* _CHALLENGE_
Exclude any images and output the remaining records exactly.
^^^^
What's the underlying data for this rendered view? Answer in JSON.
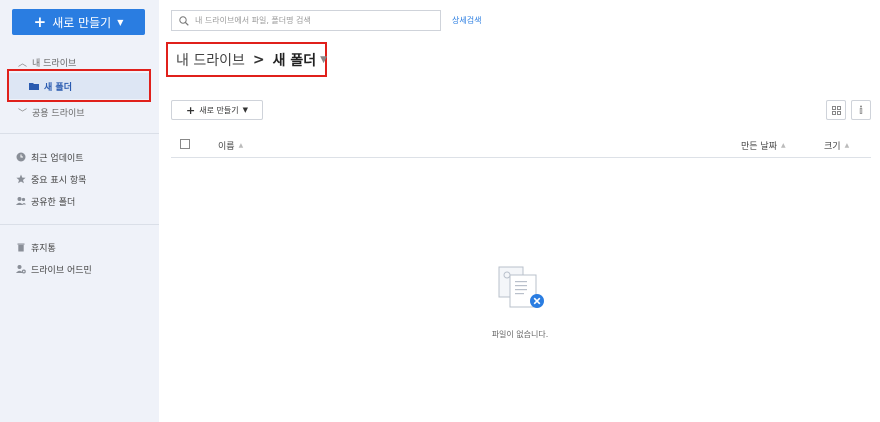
{
  "sidebar": {
    "new_button_label": "새로 만들기",
    "my_drive_label": "내 드라이브",
    "current_folder_label": "새 폴더",
    "shared_drive_label": "공용 드라이브",
    "menu": [
      {
        "label": "최근 업데이트",
        "icon": "clock-icon"
      },
      {
        "label": "중요 표시 항목",
        "icon": "star-icon"
      },
      {
        "label": "공유한 폴더",
        "icon": "shared-users-icon"
      }
    ],
    "menu2": [
      {
        "label": "휴지통",
        "icon": "trash-icon"
      },
      {
        "label": "드라이브 어드민",
        "icon": "admin-user-icon"
      }
    ]
  },
  "search": {
    "placeholder": "내 드라이브에서 파일, 폴더명 검색",
    "advanced_label": "상세검색"
  },
  "breadcrumb": {
    "root": "내 드라이브",
    "separator": ">",
    "current": "새 폴더"
  },
  "toolbar": {
    "new_label": "새로 만들기"
  },
  "table": {
    "columns": {
      "name": "이름",
      "created": "만든 날짜",
      "size": "크기"
    }
  },
  "empty_state": {
    "message": "파일이 없습니다."
  },
  "colors": {
    "accent": "#2a7de1",
    "sidebar_bg": "#eff2f9",
    "highlight_border": "#e0201b"
  }
}
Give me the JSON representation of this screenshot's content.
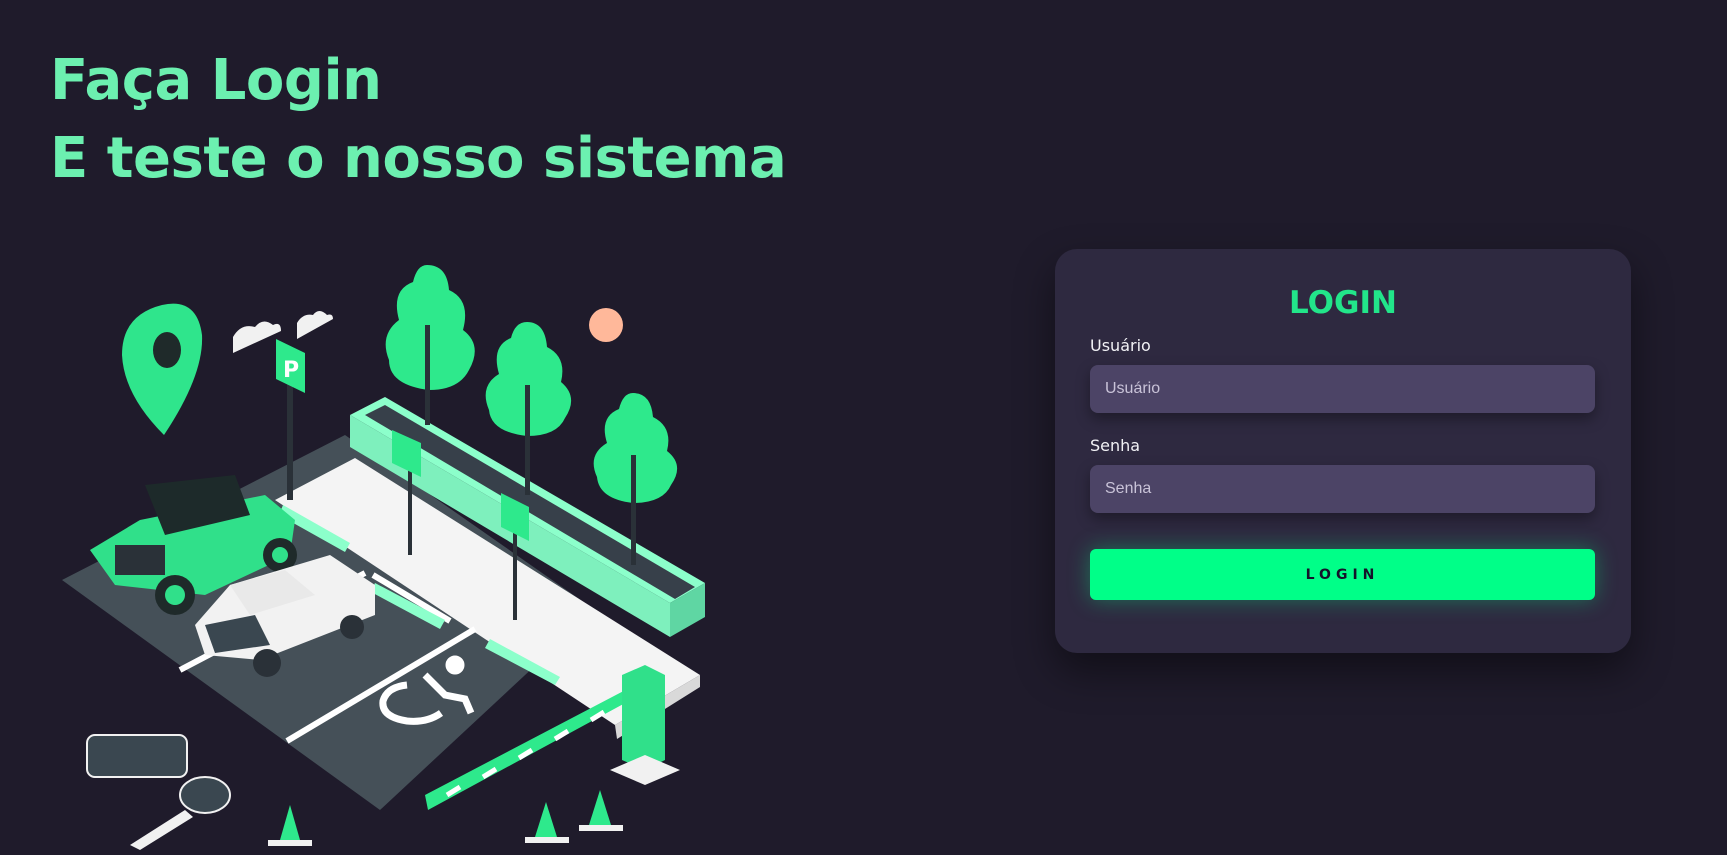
{
  "hero": {
    "line1": "Faça Login",
    "line2": "E teste o nosso sistema"
  },
  "illustration": {
    "sign_letter": "P"
  },
  "login": {
    "title": "LOGIN",
    "username_label": "Usuário",
    "username_placeholder": "Usuário",
    "username_value": "",
    "password_label": "Senha",
    "password_placeholder": "Senha",
    "password_value": "",
    "submit_label": "LOGIN"
  },
  "colors": {
    "background": "#1f1b2b",
    "card": "#2e2940",
    "accent": "#00ff88",
    "headline": "#6cf0b0",
    "input": "#4c4466"
  },
  "icons": [
    "location-pin-icon",
    "parking-sign-icon",
    "wheelchair-icon",
    "car-key-icon",
    "traffic-cone-icon"
  ]
}
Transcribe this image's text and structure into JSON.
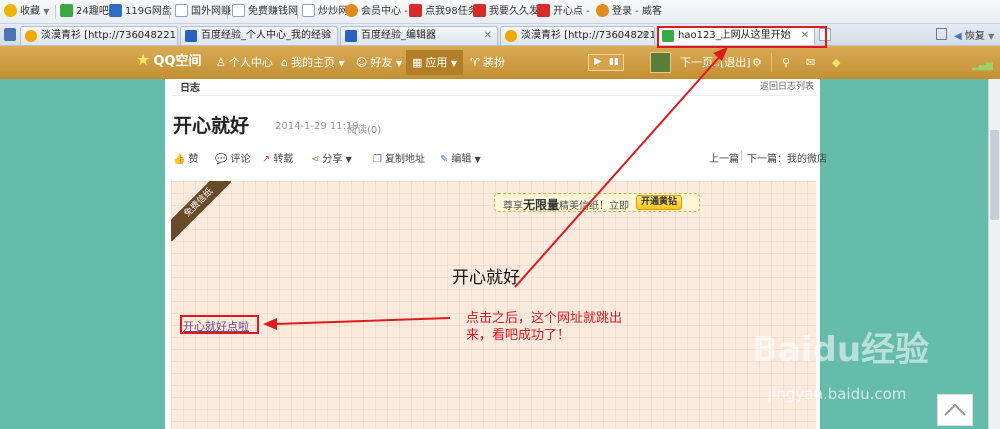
{
  "favorites": [
    {
      "label": "收藏",
      "color": "#f0b400"
    },
    {
      "label": "24趣吧",
      "color": "#3aa843"
    },
    {
      "label": "119G网盘",
      "color": "#2f6cc4"
    },
    {
      "label": "国外网赚",
      "color": "#6a8fbd"
    },
    {
      "label": "免费赚钱网",
      "color": "#6a8fbd"
    },
    {
      "label": "炒炒网",
      "color": "#6a8fbd"
    },
    {
      "label": "会员中心 -",
      "color": "#e38a1e"
    },
    {
      "label": "点我98任务",
      "color": "#d72a2a"
    },
    {
      "label": "我要久久发",
      "color": "#d72a2a"
    },
    {
      "label": "开心点 -",
      "color": "#d72a2a"
    },
    {
      "label": "登录 - 威客",
      "color": "#e38a1e"
    }
  ],
  "tabs": [
    {
      "label": "淡漠青衫 [http://736048221....",
      "color": "#f2a800"
    },
    {
      "label": "百度经验_个人中心_我的经验",
      "color": "#2a5fc4"
    },
    {
      "label": "百度经验_编辑器",
      "color": "#2a5fc4"
    },
    {
      "label": "淡漠青衫 [http://736048221....",
      "color": "#f2a800"
    },
    {
      "label": "hao123_上网从这里开始",
      "color": "#3aa843"
    }
  ],
  "browser": {
    "restore_label": "恢复"
  },
  "qzone": {
    "logo": "QQ空间",
    "items": [
      "个人中心",
      "我的主页",
      "好友",
      "应用",
      "装扮"
    ],
    "next_page": "下一页...",
    "logout": "[退出]"
  },
  "blog": {
    "section": "日志",
    "back_link": "返回日志列表",
    "title": "开心就好",
    "date": "2014-1-29 11:19",
    "read_count": "阅读(0)",
    "toolbar": [
      "赞",
      "评论",
      "转载",
      "分享",
      "复制地址",
      "编辑"
    ],
    "prev_label": "上一篇",
    "next_label": "下一篇：我的微店",
    "corner_ribbon": "免费信纸",
    "promo_prefix": "尊享",
    "promo_strong": "无限量",
    "promo_suffix": "精美信纸！立即",
    "promo_button": "开通黄钻",
    "letter_title": "开心就好",
    "link_text": "开心就好点啦"
  },
  "annotation": {
    "text": "点击之后，这个网址就跳出来，看吧成功了！",
    "color": "#e0191e"
  },
  "watermark": {
    "brand": "Baidu经验",
    "url": "jingyan.baidu.com"
  }
}
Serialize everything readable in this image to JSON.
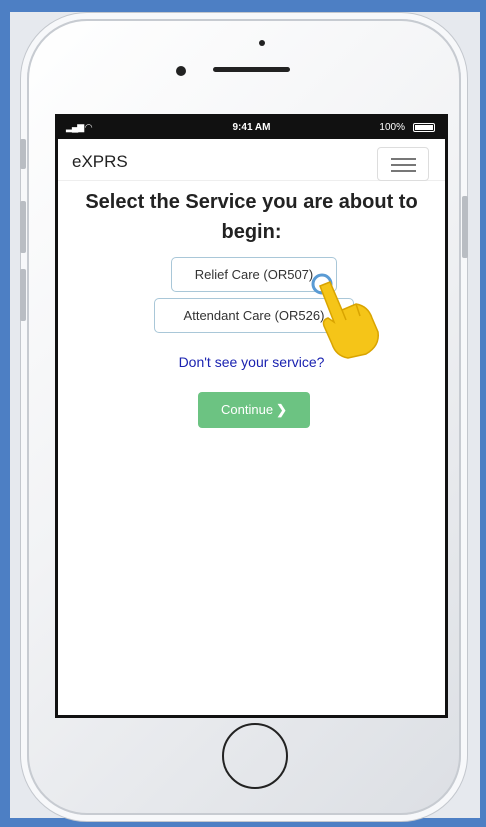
{
  "statusbar": {
    "time": "9:41 AM",
    "battery": "100%"
  },
  "navbar": {
    "brand": "eXPRS"
  },
  "main": {
    "heading": "Select the Service you are about to begin:",
    "services": [
      {
        "label": "Relief Care (OR507)"
      },
      {
        "label": "Attendant Care (OR526)"
      }
    ],
    "dont_see_link": "Don't see your service?",
    "continue_label": "Continue"
  },
  "colors": {
    "accent_green": "#6cc382",
    "link_blue": "#1a22b0",
    "slide_border": "#4d7fc4"
  },
  "icons": [
    "signal-icon",
    "wifi-icon",
    "battery-icon",
    "hamburger-menu-icon",
    "chevron-right-icon",
    "pointing-hand-icon"
  ]
}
^^^^
* _WRITTEN SOLUTION_
What's the underlying data for this rendered view? Answer in JSON.
{
  "sidebar": {
    "new_button_label": "새로 만들기",
    "my_drive_label": "내 드라이브",
    "current_folder_label": "새 폴더",
    "shared_drive_label": "공용 드라이브",
    "menu": [
      {
        "label": "최근 업데이트",
        "icon": "clock-icon"
      },
      {
        "label": "중요 표시 항목",
        "icon": "star-icon"
      },
      {
        "label": "공유한 폴더",
        "icon": "shared-users-icon"
      }
    ],
    "menu2": [
      {
        "label": "휴지통",
        "icon": "trash-icon"
      },
      {
        "label": "드라이브 어드민",
        "icon": "admin-user-icon"
      }
    ]
  },
  "search": {
    "placeholder": "내 드라이브에서 파일, 폴더명 검색",
    "advanced_label": "상세검색"
  },
  "breadcrumb": {
    "root": "내 드라이브",
    "separator": ">",
    "current": "새 폴더"
  },
  "toolbar": {
    "new_label": "새로 만들기"
  },
  "table": {
    "columns": {
      "name": "이름",
      "created": "만든 날짜",
      "size": "크기"
    }
  },
  "empty_state": {
    "message": "파일이 없습니다."
  },
  "colors": {
    "accent": "#2a7de1",
    "sidebar_bg": "#eff2f9",
    "highlight_border": "#e0201b"
  }
}
Give me the JSON representation of this screenshot's content.
{
  "hero": {
    "line1": "Faça Login",
    "line2": "E teste o nosso sistema"
  },
  "illustration": {
    "sign_letter": "P"
  },
  "login": {
    "title": "LOGIN",
    "username_label": "Usuário",
    "username_placeholder": "Usuário",
    "username_value": "",
    "password_label": "Senha",
    "password_placeholder": "Senha",
    "password_value": "",
    "submit_label": "LOGIN"
  },
  "colors": {
    "background": "#1f1b2b",
    "card": "#2e2940",
    "accent": "#00ff88",
    "headline": "#6cf0b0",
    "input": "#4c4466"
  },
  "icons": [
    "location-pin-icon",
    "parking-sign-icon",
    "wheelchair-icon",
    "car-key-icon",
    "traffic-cone-icon"
  ]
}
Transcribe this image's text and structure into JSON.
{
  "favorites": [
    {
      "label": "收藏",
      "color": "#f0b400"
    },
    {
      "label": "24趣吧",
      "color": "#3aa843"
    },
    {
      "label": "119G网盘",
      "color": "#2f6cc4"
    },
    {
      "label": "国外网赚",
      "color": "#6a8fbd"
    },
    {
      "label": "免费赚钱网",
      "color": "#6a8fbd"
    },
    {
      "label": "炒炒网",
      "color": "#6a8fbd"
    },
    {
      "label": "会员中心 -",
      "color": "#e38a1e"
    },
    {
      "label": "点我98任务",
      "color": "#d72a2a"
    },
    {
      "label": "我要久久发",
      "color": "#d72a2a"
    },
    {
      "label": "开心点 -",
      "color": "#d72a2a"
    },
    {
      "label": "登录 - 威客",
      "color": "#e38a1e"
    }
  ],
  "tabs": [
    {
      "label": "淡漠青衫 [http://736048221....",
      "color": "#f2a800"
    },
    {
      "label": "百度经验_个人中心_我的经验",
      "color": "#2a5fc4"
    },
    {
      "label": "百度经验_编辑器",
      "color": "#2a5fc4"
    },
    {
      "label": "淡漠青衫 [http://736048221....",
      "color": "#f2a800"
    },
    {
      "label": "hao123_上网从这里开始",
      "color": "#3aa843"
    }
  ],
  "browser": {
    "restore_label": "恢复"
  },
  "qzone": {
    "logo": "QQ空间",
    "items": [
      "个人中心",
      "我的主页",
      "好友",
      "应用",
      "装扮"
    ],
    "next_page": "下一页...",
    "logout": "[退出]"
  },
  "blog": {
    "section": "日志",
    "back_link": "返回日志列表",
    "title": "开心就好",
    "date": "2014-1-29 11:19",
    "read_count": "阅读(0)",
    "toolbar": [
      "赞",
      "评论",
      "转载",
      "分享",
      "复制地址",
      "编辑"
    ],
    "prev_label": "上一篇",
    "next_label": "下一篇：我的微店",
    "corner_ribbon": "免费信纸",
    "promo_prefix": "尊享",
    "promo_strong": "无限量",
    "promo_suffix": "精美信纸！立即",
    "promo_button": "开通黄钻",
    "letter_title": "开心就好",
    "link_text": "开心就好点啦"
  },
  "annotation": {
    "text": "点击之后，这个网址就跳出来，看吧成功了！",
    "color": "#e0191e"
  },
  "watermark": {
    "brand": "Baidu经验",
    "url": "jingyan.baidu.com"
  }
}
Serialize everything readable in this image to JSON.
{
  "statusbar": {
    "time": "9:41 AM",
    "battery": "100%"
  },
  "navbar": {
    "brand": "eXPRS"
  },
  "main": {
    "heading": "Select the Service you are about to begin:",
    "services": [
      {
        "label": "Relief Care (OR507)"
      },
      {
        "label": "Attendant Care (OR526)"
      }
    ],
    "dont_see_link": "Don't see your service?",
    "continue_label": "Continue"
  },
  "colors": {
    "accent_green": "#6cc382",
    "link_blue": "#1a22b0",
    "slide_border": "#4d7fc4"
  },
  "icons": [
    "signal-icon",
    "wifi-icon",
    "battery-icon",
    "hamburger-menu-icon",
    "chevron-right-icon",
    "pointing-hand-icon"
  ]
}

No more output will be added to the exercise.